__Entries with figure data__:

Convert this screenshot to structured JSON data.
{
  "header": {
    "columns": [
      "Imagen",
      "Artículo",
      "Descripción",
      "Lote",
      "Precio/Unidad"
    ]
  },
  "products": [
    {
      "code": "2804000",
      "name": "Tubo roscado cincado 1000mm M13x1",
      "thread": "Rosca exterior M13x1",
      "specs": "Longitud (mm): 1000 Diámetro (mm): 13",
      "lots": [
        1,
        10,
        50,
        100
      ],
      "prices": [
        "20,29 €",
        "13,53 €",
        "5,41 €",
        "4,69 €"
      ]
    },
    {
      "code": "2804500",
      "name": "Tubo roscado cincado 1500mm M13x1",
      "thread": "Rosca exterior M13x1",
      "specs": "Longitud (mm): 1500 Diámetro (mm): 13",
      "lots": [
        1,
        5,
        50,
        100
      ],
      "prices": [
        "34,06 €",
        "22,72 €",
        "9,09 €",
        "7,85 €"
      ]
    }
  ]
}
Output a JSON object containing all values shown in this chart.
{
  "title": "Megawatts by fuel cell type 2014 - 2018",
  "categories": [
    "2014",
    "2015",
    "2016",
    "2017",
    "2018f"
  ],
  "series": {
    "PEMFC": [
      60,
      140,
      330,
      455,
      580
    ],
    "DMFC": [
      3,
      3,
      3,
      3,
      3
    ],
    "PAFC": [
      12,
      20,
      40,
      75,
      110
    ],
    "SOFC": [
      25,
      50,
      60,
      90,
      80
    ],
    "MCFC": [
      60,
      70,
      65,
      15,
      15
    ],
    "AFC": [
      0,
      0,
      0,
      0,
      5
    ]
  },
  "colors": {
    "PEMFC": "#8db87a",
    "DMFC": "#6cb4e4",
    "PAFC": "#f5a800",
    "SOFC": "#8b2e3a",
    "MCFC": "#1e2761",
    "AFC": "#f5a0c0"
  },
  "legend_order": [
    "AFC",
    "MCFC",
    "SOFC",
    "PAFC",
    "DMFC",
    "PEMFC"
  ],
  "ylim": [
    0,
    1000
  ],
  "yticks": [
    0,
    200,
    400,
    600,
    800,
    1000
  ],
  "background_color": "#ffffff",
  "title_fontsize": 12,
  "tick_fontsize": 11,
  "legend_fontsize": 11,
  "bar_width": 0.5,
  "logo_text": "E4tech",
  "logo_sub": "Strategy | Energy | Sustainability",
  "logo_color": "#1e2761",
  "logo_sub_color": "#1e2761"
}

__WORK TO BE COMPLETED__: Nothing in the listing may be changed; retype it all exactly.

__EXERCISE ANSWER__:
Convert this screenshot to structured JSON data.
{
  "header": {
    "columns": [
      "Imagen",
      "Artículo",
      "Descripción",
      "Lote",
      "Precio/Unidad"
    ]
  },
  "products": [
    {
      "code": "2804000",
      "name": "Tubo roscado cincado 1000mm M13x1",
      "thread": "Rosca exterior M13x1",
      "specs": "Longitud (mm): 1000 Diámetro (mm): 13",
      "lots": [
        1,
        10,
        50,
        100
      ],
      "prices": [
        "20,29 €",
        "13,53 €",
        "5,41 €",
        "4,69 €"
      ]
    },
    {
      "code": "2804500",
      "name": "Tubo roscado cincado 1500mm M13x1",
      "thread": "Rosca exterior M13x1",
      "specs": "Longitud (mm): 1500 Diámetro (mm): 13",
      "lots": [
        1,
        5,
        50,
        100
      ],
      "prices": [
        "34,06 €",
        "22,72 €",
        "9,09 €",
        "7,85 €"
      ]
    }
  ]
}
Output a JSON object containing all values shown in this chart.
{
  "title": "Megawatts by fuel cell type 2014 - 2018",
  "categories": [
    "2014",
    "2015",
    "2016",
    "2017",
    "2018f"
  ],
  "series": {
    "PEMFC": [
      60,
      140,
      330,
      455,
      580
    ],
    "DMFC": [
      3,
      3,
      3,
      3,
      3
    ],
    "PAFC": [
      12,
      20,
      40,
      75,
      110
    ],
    "SOFC": [
      25,
      50,
      60,
      90,
      80
    ],
    "MCFC": [
      60,
      70,
      65,
      15,
      15
    ],
    "AFC": [
      0,
      0,
      0,
      0,
      5
    ]
  },
  "colors": {
    "PEMFC": "#8db87a",
    "DMFC": "#6cb4e4",
    "PAFC": "#f5a800",
    "SOFC": "#8b2e3a",
    "MCFC": "#1e2761",
    "AFC": "#f5a0c0"
  },
  "legend_order": [
    "AFC",
    "MCFC",
    "SOFC",
    "PAFC",
    "DMFC",
    "PEMFC"
  ],
  "ylim": [
    0,
    1000
  ],
  "yticks": [
    0,
    200,
    400,
    600,
    800,
    1000
  ],
  "background_color": "#ffffff",
  "title_fontsize": 12,
  "tick_fontsize": 11,
  "legend_fontsize": 11,
  "bar_width": 0.5,
  "logo_text": "E4tech",
  "logo_sub": "Strategy | Energy | Sustainability",
  "logo_color": "#1e2761",
  "logo_sub_color": "#1e2761"
}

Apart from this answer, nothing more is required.